» TASK STATEMENT
Records follow. Copy every line with "muncul".

[Recorded data]
▬▬▬▬▬▬

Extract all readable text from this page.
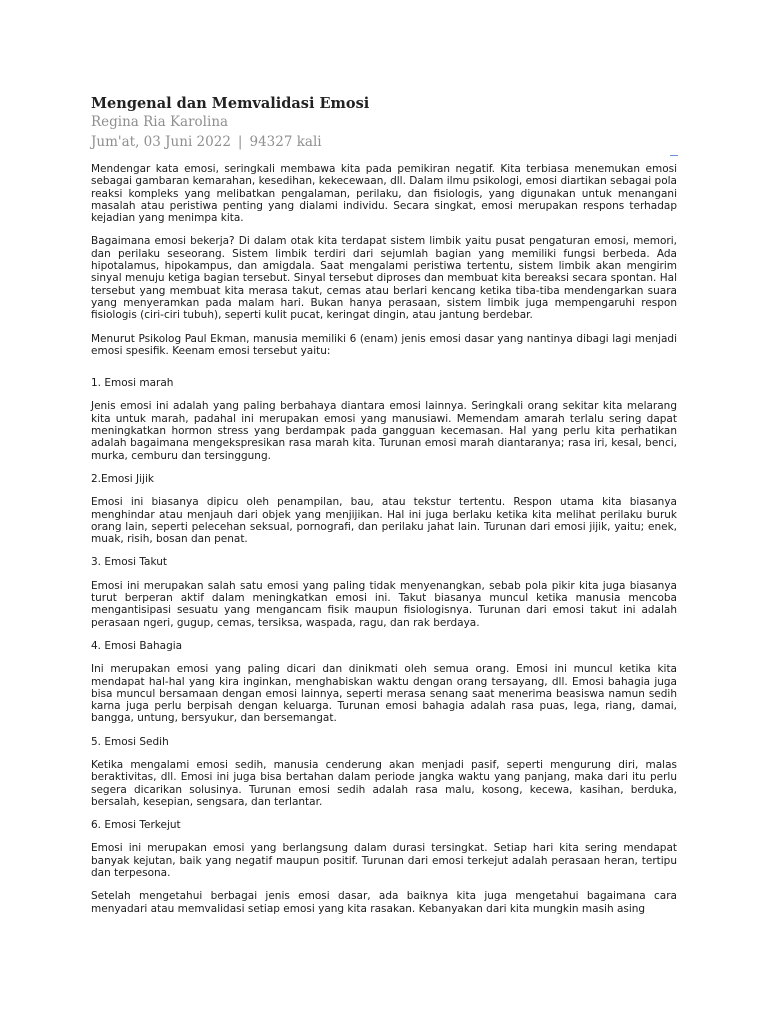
Mengenal dan Memvalidasi Emosi
Regina Ria Karolina
Jum'at, 03 Juni 2022 | 94327 kali

Mendengar kata emosi, seringkali membawa kita pada pemikiran negatif. Kita terbiasa menemukan emosi sebagai gambaran kemarahan, kesedihan, kekecewaan, dll. Dalam ilmu psikologi, emosi diartikan sebagai pola reaksi kompleks yang melibatkan pengalaman, perilaku, dan fisiologis, yang digunakan untuk menangani masalah atau peristiwa penting yang dialami individu. Secara singkat, emosi merupakan respons terhadap kejadian yang menimpa kita.

Bagaimana emosi bekerja? Di dalam otak kita terdapat sistem limbik yaitu pusat pengaturan emosi, memori, dan perilaku seseorang. Sistem limbik terdiri dari sejumlah bagian yang memiliki fungsi berbeda. Ada hipotalamus, hipokampus, dan amigdala. Saat mengalami peristiwa tertentu, sistem limbik akan mengirim sinyal menuju ketiga bagian tersebut. Sinyal tersebut diproses dan membuat kita bereaksi secara spontan. Hal tersebut yang membuat kita merasa takut, cemas atau berlari kencang ketika tiba-tiba mendengarkan suara yang menyeramkan pada malam hari. Bukan hanya perasaan, sistem limbik juga mempengaruhi respon fisiologis (ciri-ciri tubuh), seperti kulit pucat, keringat dingin, atau jantung berdebar.

Menurut Psikolog Paul Ekman, manusia memiliki 6 (enam) jenis emosi dasar yang nantinya dibagi lagi menjadi emosi spesifik. Keenam emosi tersebut yaitu:

1. Emosi marah

Jenis emosi ini adalah yang paling berbahaya diantara emosi lainnya. Seringkali orang sekitar kita melarang kita untuk marah, padahal ini merupakan emosi yang manusiawi. Memendam amarah terlalu sering dapat meningkatkan hormon stress yang berdampak pada gangguan kecemasan. Hal yang perlu kita perhatikan adalah bagaimana mengekspresikan rasa marah kita. Turunan emosi marah diantaranya; rasa iri, kesal, benci, murka, cemburu dan tersinggung.

2.Emosi Jijik

Emosi ini biasanya dipicu oleh penampilan, bau, atau tekstur tertentu. Respon utama kita biasanya menghindar atau menjauh dari objek yang menjijikan. Hal ini juga berlaku ketika kita melihat perilaku buruk orang lain, seperti pelecehan seksual, pornografi, dan perilaku jahat lain. Turunan dari emosi jijik, yaitu; enek, muak, risih, bosan dan penat.

3. Emosi Takut

Emosi ini merupakan salah satu emosi yang paling tidak menyenangkan, sebab pola pikir kita juga biasanya turut berperan aktif dalam meningkatkan emosi ini. Takut biasanya muncul ketika manusia mencoba mengantisipasi sesuatu yang mengancam fisik maupun fisiologisnya. Turunan dari emosi takut ini adalah perasaan ngeri, gugup, cemas, tersiksa, waspada, ragu, dan rak berdaya.

4. Emosi Bahagia

Ini merupakan emosi yang paling dicari dan dinikmati oleh semua orang. Emosi ini muncul ketika kita mendapat hal-hal yang kira inginkan, menghabiskan waktu dengan orang tersayang, dll. Emosi bahagia juga bisa muncul bersamaan dengan emosi lainnya, seperti merasa senang saat menerima beasiswa namun sedih karna juga perlu berpisah dengan keluarga. Turunan emosi bahagia adalah rasa puas, lega, riang, damai, bangga, untung, bersyukur, dan bersemangat.

5. Emosi Sedih

Ketika mengalami emosi sedih, manusia cenderung akan menjadi pasif, seperti mengurung diri, malas beraktivitas, dll. Emosi ini juga bisa bertahan dalam periode jangka waktu yang panjang, maka dari itu perlu segera dicarikan solusinya. Turunan emosi sedih adalah rasa malu, kosong, kecewa, kasihan, berduka, bersalah, kesepian, sengsara, dan terlantar.

6. Emosi Terkejut

Emosi ini merupakan emosi yang berlangsung dalam durasi tersingkat. Setiap hari kita sering mendapat banyak kejutan, baik yang negatif maupun positif. Turunan dari emosi terkejut adalah perasaan heran, tertipu dan terpesona.

Setelah mengetahui berbagai jenis emosi dasar, ada baiknya kita juga mengetahui bagaimana cara menyadari atau memvalidasi setiap emosi yang kita rasakan. Kebanyakan dari kita mungkin masih asing
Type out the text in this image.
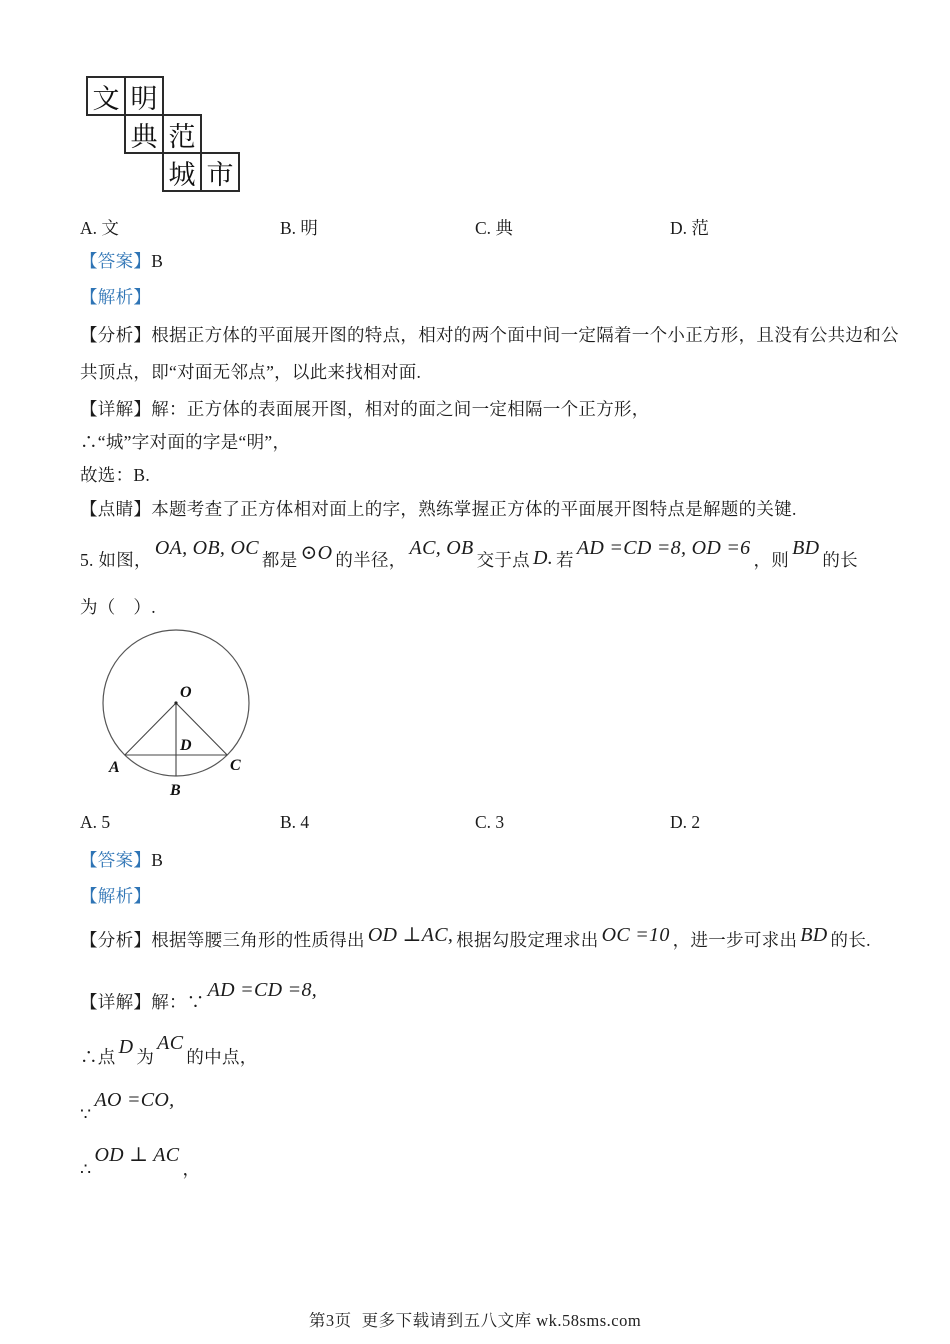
文 明
典 范
城 市
A. 文	B. 明	C. 典	D. 范
【答案】B
【解析】
【分析】根据正方体的平面展开图的特点，相对的两个面中间一定隔着一个小正方形，且没有公共边和公
共顶点，即“对面无邻点”，以此来找相对面.
【详解】解：正方体的表面展开图，相对的面之间一定相隔一个正方形，
∴“城”字对面的字是“明”，
故选：B.
【点睛】本题考查了正方体相对面上的字，熟练掌握正方体的平面展开图特点是解题的关键.
5. 如图，OA, OB, OC都是 ⊙O 的半径，AC, OB交于点 D. 若AD =CD =8, OD =6，则BD的长
为（　）.
O
A	C
D
B
A. 5	B. 4	C. 3	D. 2
【答案】B
【解析】
【分析】根据等腰三角形的性质得出 OD ⊥AC, 根据勾股定理求出 OC =10 ，进一步可求出 BD 的长.
【详解】解：∵AD =CD =8,
∴点 D 为AC的中点，
∵AO =CO,
∴OD ⊥ AC，
第3页 更多下载请到五八文库 wk.58sms.com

▬▬▬▬▬▬

» CORRECT OUTPUT
Emosi ini merupakan salah satu emosi yang paling tidak menyenangkan, sebab pola pikir kita juga biasanya turut berperan aktif dalam meningkatkan emosi ini. Takut biasanya muncul ketika manusia mencoba mengantisipasi sesuatu yang mengancam fisik maupun fisiologisnya. Turunan dari emosi takut ini adalah perasaan ngeri, gugup, cemas, tersiksa, waspada, ragu, dan rak berdaya.
Ini merupakan emosi yang paling dicari dan dinikmati oleh semua orang. Emosi ini muncul ketika kita mendapat hal-hal yang kira inginkan, menghabiskan waktu dengan orang tersayang, dll. Emosi bahagia juga bisa muncul bersamaan dengan emosi lainnya, seperti merasa senang saat menerima beasiswa namun sedih karna juga perlu berpisah dengan keluarga. Turunan emosi bahagia adalah rasa puas, lega, riang, damai, bangga, untung, bersyukur, dan bersemangat.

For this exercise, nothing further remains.